* [Given exercise]: All the entries need to be quoted exactly, apart from the pictures, which you should drop.

* [Recorded information]:

====

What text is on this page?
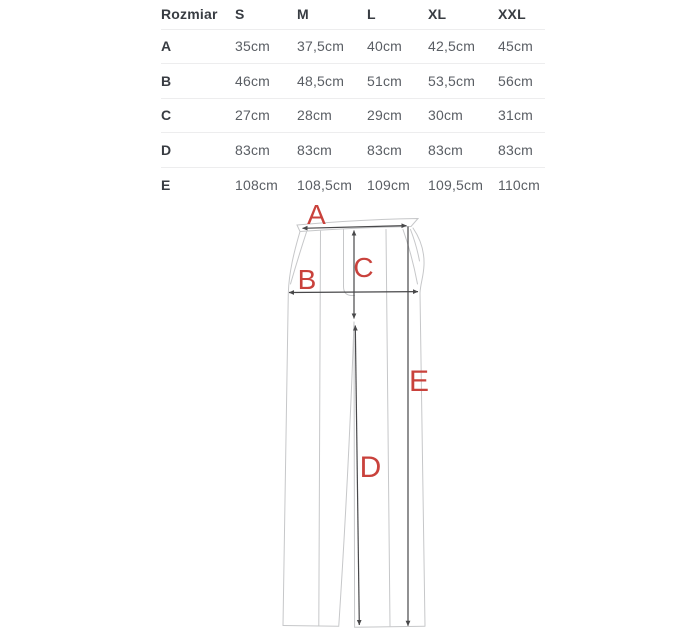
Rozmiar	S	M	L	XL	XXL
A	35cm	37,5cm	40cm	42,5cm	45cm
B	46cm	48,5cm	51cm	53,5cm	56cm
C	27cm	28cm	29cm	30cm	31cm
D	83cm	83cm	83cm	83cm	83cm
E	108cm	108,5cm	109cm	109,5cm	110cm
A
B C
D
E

====

* [Reply to the task]:
What text is on this page?
Rozmiar	S	M	L	XL	XXL
A	35cm	37,5cm	40cm	42,5cm	45cm
B	46cm	48,5cm	51cm	53,5cm	56cm
C	27cm	28cm	29cm	30cm	31cm
D	83cm	83cm	83cm	83cm	83cm
E	108cm	108,5cm	109cm	109,5cm	110cm
A
B C
D
E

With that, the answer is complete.